The problem >>
From the listing below, pull out all lines with "JSON" in them.

— Begin Extracted entries —

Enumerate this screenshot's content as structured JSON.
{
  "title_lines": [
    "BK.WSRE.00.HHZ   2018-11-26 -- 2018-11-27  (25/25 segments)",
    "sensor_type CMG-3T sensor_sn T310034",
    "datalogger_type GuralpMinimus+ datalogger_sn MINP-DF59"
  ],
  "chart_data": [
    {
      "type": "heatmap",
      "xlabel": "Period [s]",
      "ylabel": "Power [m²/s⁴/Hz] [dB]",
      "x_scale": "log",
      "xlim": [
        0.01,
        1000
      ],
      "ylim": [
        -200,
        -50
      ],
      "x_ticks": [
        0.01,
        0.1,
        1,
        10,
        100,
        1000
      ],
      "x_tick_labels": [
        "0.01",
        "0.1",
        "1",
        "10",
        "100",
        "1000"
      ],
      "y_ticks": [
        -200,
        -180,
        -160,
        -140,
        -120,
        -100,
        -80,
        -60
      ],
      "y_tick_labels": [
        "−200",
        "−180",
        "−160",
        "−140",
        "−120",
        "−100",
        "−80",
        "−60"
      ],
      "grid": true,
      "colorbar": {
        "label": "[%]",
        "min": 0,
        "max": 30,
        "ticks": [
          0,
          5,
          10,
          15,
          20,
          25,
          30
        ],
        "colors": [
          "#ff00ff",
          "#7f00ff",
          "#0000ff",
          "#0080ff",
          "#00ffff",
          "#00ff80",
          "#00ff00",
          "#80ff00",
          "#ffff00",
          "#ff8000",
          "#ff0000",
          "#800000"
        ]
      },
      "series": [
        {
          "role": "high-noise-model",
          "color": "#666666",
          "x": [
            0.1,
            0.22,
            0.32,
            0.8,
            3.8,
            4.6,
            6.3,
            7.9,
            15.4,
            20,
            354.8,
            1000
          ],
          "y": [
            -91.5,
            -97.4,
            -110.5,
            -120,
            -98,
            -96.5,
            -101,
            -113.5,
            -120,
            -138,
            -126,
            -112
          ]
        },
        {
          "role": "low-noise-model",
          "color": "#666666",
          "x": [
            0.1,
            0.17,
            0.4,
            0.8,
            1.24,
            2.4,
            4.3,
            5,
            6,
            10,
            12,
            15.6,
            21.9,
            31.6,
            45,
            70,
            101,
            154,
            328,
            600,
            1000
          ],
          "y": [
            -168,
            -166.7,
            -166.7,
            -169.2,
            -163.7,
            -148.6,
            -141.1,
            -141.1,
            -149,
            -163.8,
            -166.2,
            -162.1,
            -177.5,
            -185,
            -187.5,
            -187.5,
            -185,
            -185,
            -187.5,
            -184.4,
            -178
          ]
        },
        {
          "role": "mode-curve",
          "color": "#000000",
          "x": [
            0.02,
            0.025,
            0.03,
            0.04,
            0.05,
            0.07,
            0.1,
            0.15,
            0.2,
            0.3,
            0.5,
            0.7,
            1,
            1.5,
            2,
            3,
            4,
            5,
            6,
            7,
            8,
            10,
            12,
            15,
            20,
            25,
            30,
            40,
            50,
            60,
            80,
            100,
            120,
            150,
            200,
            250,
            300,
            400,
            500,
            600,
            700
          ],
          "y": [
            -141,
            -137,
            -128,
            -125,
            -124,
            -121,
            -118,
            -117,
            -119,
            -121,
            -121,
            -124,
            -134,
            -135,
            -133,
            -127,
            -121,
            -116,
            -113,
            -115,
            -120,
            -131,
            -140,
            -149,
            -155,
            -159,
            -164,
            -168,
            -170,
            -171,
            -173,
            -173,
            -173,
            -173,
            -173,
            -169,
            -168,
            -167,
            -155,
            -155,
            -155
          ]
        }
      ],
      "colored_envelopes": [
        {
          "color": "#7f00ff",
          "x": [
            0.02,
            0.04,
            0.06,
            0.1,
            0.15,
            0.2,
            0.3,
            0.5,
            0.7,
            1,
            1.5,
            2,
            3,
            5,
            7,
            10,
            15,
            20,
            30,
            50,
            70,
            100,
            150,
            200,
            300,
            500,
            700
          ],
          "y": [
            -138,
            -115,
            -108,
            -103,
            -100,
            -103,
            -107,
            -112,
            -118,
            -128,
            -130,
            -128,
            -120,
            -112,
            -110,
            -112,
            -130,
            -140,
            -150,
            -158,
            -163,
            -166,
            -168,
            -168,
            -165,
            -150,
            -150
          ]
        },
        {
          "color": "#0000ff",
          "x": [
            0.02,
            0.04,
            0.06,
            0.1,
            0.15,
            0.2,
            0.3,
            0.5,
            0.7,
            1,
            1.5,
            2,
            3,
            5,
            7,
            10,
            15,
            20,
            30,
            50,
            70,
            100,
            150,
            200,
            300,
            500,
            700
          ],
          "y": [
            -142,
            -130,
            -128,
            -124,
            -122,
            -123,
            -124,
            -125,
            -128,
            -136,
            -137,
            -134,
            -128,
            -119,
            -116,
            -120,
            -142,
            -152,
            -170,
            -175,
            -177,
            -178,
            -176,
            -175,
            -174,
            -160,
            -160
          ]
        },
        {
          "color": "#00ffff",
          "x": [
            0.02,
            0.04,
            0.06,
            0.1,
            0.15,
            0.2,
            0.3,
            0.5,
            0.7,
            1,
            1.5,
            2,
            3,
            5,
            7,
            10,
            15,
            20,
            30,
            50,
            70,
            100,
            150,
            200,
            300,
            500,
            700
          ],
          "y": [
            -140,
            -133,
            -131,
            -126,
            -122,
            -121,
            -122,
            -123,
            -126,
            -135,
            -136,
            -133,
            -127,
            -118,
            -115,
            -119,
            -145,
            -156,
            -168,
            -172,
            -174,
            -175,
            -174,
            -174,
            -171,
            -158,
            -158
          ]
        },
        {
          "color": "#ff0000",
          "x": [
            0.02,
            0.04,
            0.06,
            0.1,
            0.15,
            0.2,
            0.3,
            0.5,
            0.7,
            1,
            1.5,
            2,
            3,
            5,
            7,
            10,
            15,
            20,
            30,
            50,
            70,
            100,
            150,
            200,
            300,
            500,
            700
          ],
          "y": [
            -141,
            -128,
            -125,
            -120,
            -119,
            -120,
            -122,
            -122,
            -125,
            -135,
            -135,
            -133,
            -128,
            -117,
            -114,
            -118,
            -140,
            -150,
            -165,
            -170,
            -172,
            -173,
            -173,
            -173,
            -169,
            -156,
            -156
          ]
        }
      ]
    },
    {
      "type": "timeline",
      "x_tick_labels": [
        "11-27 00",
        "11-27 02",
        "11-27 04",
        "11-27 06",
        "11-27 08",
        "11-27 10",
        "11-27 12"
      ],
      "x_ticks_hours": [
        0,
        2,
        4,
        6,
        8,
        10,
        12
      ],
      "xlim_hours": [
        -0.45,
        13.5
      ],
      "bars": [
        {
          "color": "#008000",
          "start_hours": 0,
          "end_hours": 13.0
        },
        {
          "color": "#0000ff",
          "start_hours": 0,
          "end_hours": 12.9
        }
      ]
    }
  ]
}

— End Extracted entries —
— Begin Extracted entries —

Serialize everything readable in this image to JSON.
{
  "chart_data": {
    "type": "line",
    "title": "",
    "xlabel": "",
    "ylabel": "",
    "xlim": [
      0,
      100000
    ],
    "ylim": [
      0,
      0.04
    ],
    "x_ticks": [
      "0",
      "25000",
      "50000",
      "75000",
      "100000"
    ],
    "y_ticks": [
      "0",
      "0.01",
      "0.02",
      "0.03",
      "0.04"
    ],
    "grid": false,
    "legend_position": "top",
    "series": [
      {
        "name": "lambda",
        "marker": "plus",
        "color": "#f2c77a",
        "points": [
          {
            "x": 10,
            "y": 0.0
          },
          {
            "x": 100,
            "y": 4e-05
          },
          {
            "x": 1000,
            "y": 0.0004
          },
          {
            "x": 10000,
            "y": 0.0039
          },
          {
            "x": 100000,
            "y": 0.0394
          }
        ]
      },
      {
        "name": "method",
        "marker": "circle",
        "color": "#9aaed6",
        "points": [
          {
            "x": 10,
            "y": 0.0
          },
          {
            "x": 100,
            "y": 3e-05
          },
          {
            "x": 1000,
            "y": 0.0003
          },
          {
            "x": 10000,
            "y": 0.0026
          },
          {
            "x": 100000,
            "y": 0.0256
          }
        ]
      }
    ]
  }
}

— End Extracted entries —

Response below >>
Enumerate this screenshot's content as structured JSON.
Serialize everything readable in this image to JSON.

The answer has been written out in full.